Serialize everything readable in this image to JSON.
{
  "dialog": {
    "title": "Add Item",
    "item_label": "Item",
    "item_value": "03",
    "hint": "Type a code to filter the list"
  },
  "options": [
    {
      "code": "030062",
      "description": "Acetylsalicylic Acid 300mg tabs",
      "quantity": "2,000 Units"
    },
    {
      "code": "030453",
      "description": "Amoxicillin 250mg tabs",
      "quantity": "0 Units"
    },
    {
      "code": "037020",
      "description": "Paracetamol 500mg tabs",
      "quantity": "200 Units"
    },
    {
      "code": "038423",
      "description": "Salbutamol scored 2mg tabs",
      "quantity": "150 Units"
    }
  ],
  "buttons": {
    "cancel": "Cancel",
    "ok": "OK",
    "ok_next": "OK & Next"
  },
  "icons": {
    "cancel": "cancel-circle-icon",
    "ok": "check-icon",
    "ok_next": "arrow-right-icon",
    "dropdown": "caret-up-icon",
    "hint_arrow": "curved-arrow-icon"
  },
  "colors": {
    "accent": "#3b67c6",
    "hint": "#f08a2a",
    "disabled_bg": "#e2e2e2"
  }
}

##########

:: WHAT TO PRODUCE ::
Reproduce all data above, unchanged.

:: EXERCISE RESULT ::
Serialize everything readable in this image to JSON.
{
  "dialog": {
    "title": "Add Item",
    "item_label": "Item",
    "item_value": "03",
    "hint": "Type a code to filter the list"
  },
  "options": [
    {
      "code": "030062",
      "description": "Acetylsalicylic Acid 300mg tabs",
      "quantity": "2,000 Units"
    },
    {
      "code": "030453",
      "description": "Amoxicillin 250mg tabs",
      "quantity": "0 Units"
    },
    {
      "code": "037020",
      "description": "Paracetamol 500mg tabs",
      "quantity": "200 Units"
    },
    {
      "code": "038423",
      "description": "Salbutamol scored 2mg tabs",
      "quantity": "150 Units"
    }
  ],
  "buttons": {
    "cancel": "Cancel",
    "ok": "OK",
    "ok_next": "OK & Next"
  },
  "icons": {
    "cancel": "cancel-circle-icon",
    "ok": "check-icon",
    "ok_next": "arrow-right-icon",
    "dropdown": "caret-up-icon",
    "hint_arrow": "curved-arrow-icon"
  },
  "colors": {
    "accent": "#3b67c6",
    "hint": "#f08a2a",
    "disabled_bg": "#e2e2e2"
  }
}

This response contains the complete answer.